## What this task involves
Return the listing below exactly, with the pictures dropped.

## Some records
--- --- ---

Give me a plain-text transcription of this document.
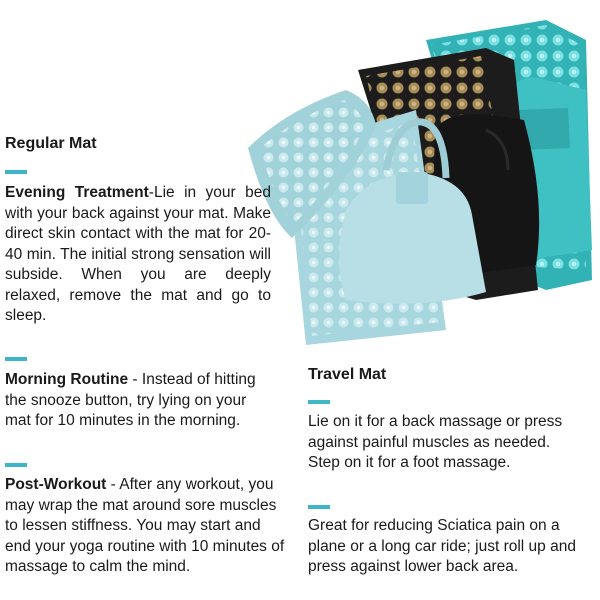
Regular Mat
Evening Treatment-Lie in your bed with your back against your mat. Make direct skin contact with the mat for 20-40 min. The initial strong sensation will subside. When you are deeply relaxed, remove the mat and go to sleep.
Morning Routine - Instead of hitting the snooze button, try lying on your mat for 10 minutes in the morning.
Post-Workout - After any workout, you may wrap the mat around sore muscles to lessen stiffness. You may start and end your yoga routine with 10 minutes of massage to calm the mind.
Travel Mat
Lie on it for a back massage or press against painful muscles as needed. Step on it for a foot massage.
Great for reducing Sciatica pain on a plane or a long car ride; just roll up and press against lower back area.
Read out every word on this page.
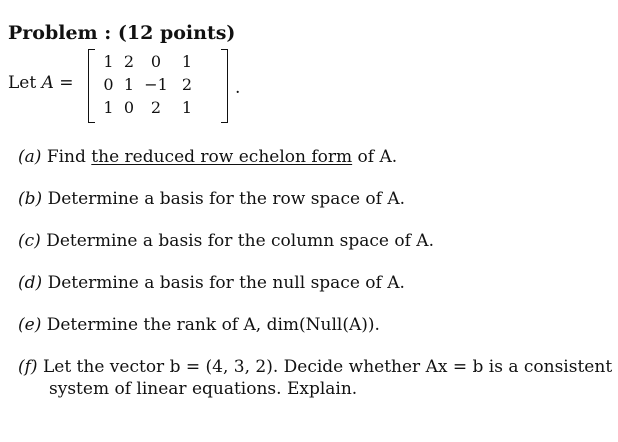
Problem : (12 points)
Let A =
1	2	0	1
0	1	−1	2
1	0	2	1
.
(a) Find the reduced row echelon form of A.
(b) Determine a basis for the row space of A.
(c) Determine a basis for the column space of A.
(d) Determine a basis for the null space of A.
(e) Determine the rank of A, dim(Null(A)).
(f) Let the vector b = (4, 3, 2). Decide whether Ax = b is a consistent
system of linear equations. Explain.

--- --- ---

## The answer
Give me a plain-text transcription of this document.
Regular Mat
Evening Treatment-Lie in your bed with your back against your mat. Make direct skin contact with the mat for 20-40 min. The initial strong sensation will subside. When you are deeply relaxed, remove the mat and go to sleep.
Morning Routine - Instead of hitting the snooze button, try lying on your mat for 10 minutes in the morning.
Post-Workout - After any workout, you may wrap the mat around sore muscles to lessen stiffness. You may start and end your yoga routine with 10 minutes of massage to calm the mind.
Travel Mat
Lie on it for a back massage or press against painful muscles as needed. Step on it for a foot massage.
Great for reducing Sciatica pain on a plane or a long car ride; just roll up and press against lower back area.
Read out every word on this page.
Problem : (12 points)
Let A =
1	2	0	1
0	1	−1	2
1	0	2	1
.
(a) Find the reduced row echelon form of A.
(b) Determine a basis for the row space of A.
(c) Determine a basis for the column space of A.
(d) Determine a basis for the null space of A.
(e) Determine the rank of A, dim(Null(A)).
(f) Let the vector b = (4, 3, 2). Decide whether Ax = b is a consistent
system of linear equations. Explain.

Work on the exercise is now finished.